» **Problem statement**: Leave out every picture, and restate word for word only the lines from the one containing "What data populates" through the end of the material.

» **Extracted material**:
★ ★ ★ ★ ★
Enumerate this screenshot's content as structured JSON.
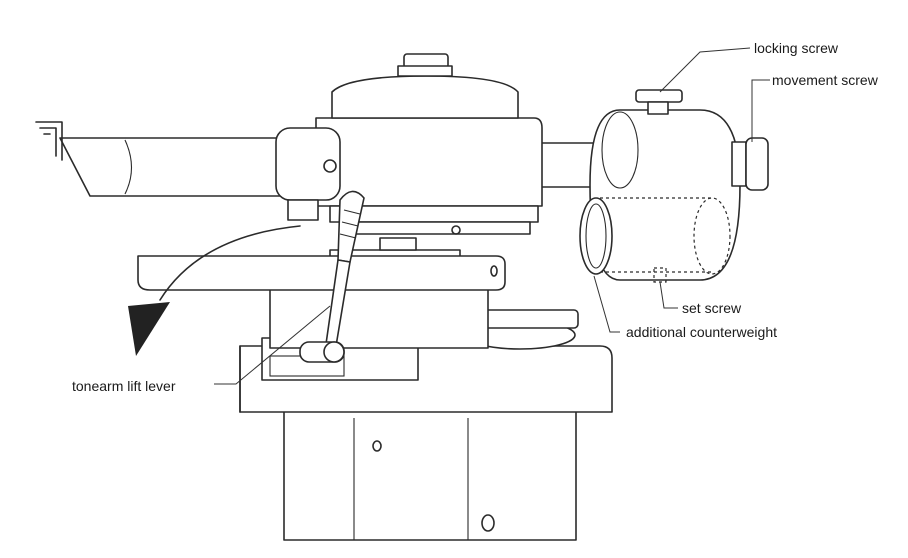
{
  "callouts": {
    "locking_screw": "locking screw",
    "movement_screw": "movement screw",
    "set_screw": "set screw",
    "additional_counterweight": "additional counterweight",
    "tonearm_lift_lever": "tonearm lift lever"
  },
  "colors": {
    "line": "#2b2b2b",
    "background": "#ffffff",
    "shade": "#b8b8b8"
  }
}
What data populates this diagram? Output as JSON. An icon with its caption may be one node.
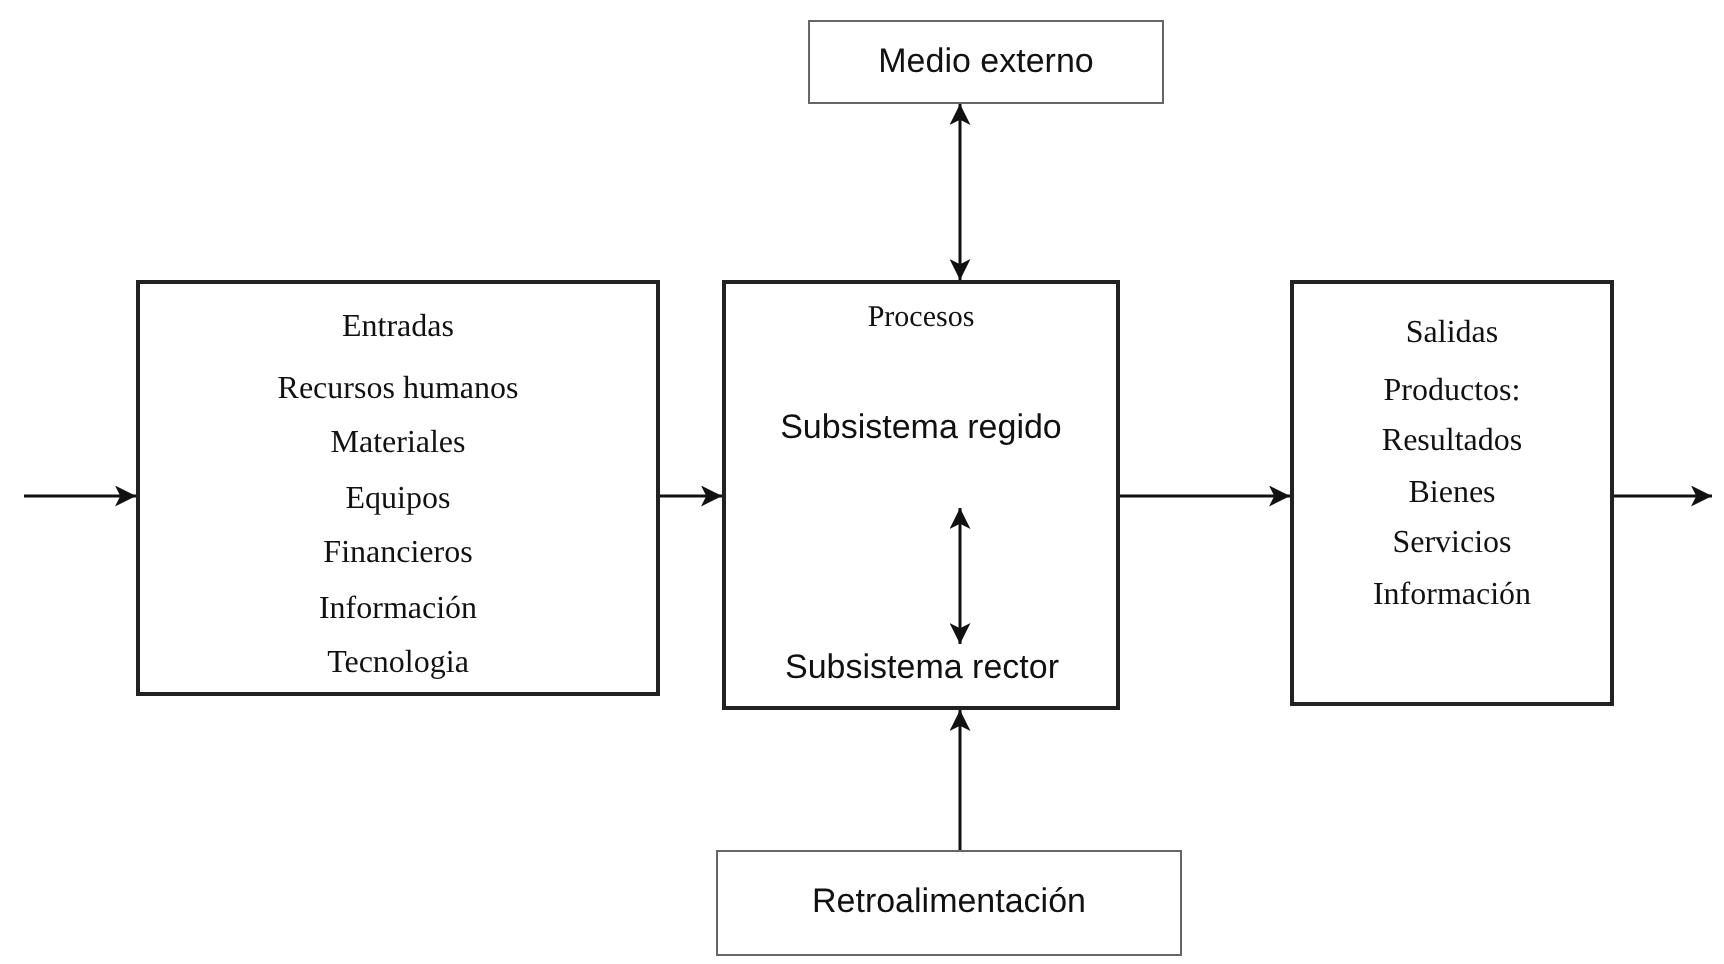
{
  "diagram": {
    "nodes": [
      {
        "text": [
          "Medio externo"
        ]
      },
      {
        "text": [
          "Entradas",
          "Recursos humanos",
          "Materiales",
          "Equipos",
          "Financieros",
          "Información",
          "Tecnologia"
        ]
      },
      {
        "text": [
          "Procesos"
        ]
      },
      {
        "text": [
          "Subsistema regido"
        ],
        "in": 2
      },
      {
        "text": [
          "Subsistema rector"
        ],
        "in": 2
      },
      {
        "text": [
          "Salidas",
          "Productos:",
          "Resultados",
          "Bienes",
          "Servicios",
          "Información"
        ]
      },
      {
        "text": [
          "Retroalimentación"
        ]
      }
    ],
    "edges": [
      {
        "from": null,
        "to": 1,
        "arrow": "to"
      },
      {
        "from": 1,
        "to": 2,
        "arrow": "to"
      },
      {
        "from": 2,
        "to": 5,
        "arrow": "to"
      },
      {
        "from": 5,
        "to": null,
        "arrow": "to"
      },
      {
        "from": 0,
        "to": 2,
        "arrow": "both"
      },
      {
        "from": 3,
        "to": 4,
        "arrow": "both"
      },
      {
        "from": 6,
        "to": 2,
        "arrow": "to"
      }
    ]
  }
}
★ ★ ★ ★ ★
» **Task answer**:
What data populates this diagram? Output as JSON. An icon with its caption may be one node.
{
  "diagram": {
    "nodes": [
      {
        "text": [
          "Medio externo"
        ]
      },
      {
        "text": [
          "Entradas",
          "Recursos humanos",
          "Materiales",
          "Equipos",
          "Financieros",
          "Información",
          "Tecnologia"
        ]
      },
      {
        "text": [
          "Procesos"
        ]
      },
      {
        "text": [
          "Subsistema regido"
        ],
        "in": 2
      },
      {
        "text": [
          "Subsistema rector"
        ],
        "in": 2
      },
      {
        "text": [
          "Salidas",
          "Productos:",
          "Resultados",
          "Bienes",
          "Servicios",
          "Información"
        ]
      },
      {
        "text": [
          "Retroalimentación"
        ]
      }
    ],
    "edges": [
      {
        "from": null,
        "to": 1,
        "arrow": "to"
      },
      {
        "from": 1,
        "to": 2,
        "arrow": "to"
      },
      {
        "from": 2,
        "to": 5,
        "arrow": "to"
      },
      {
        "from": 5,
        "to": null,
        "arrow": "to"
      },
      {
        "from": 0,
        "to": 2,
        "arrow": "both"
      },
      {
        "from": 3,
        "to": 4,
        "arrow": "both"
      },
      {
        "from": 6,
        "to": 2,
        "arrow": "to"
      }
    ]
  }
}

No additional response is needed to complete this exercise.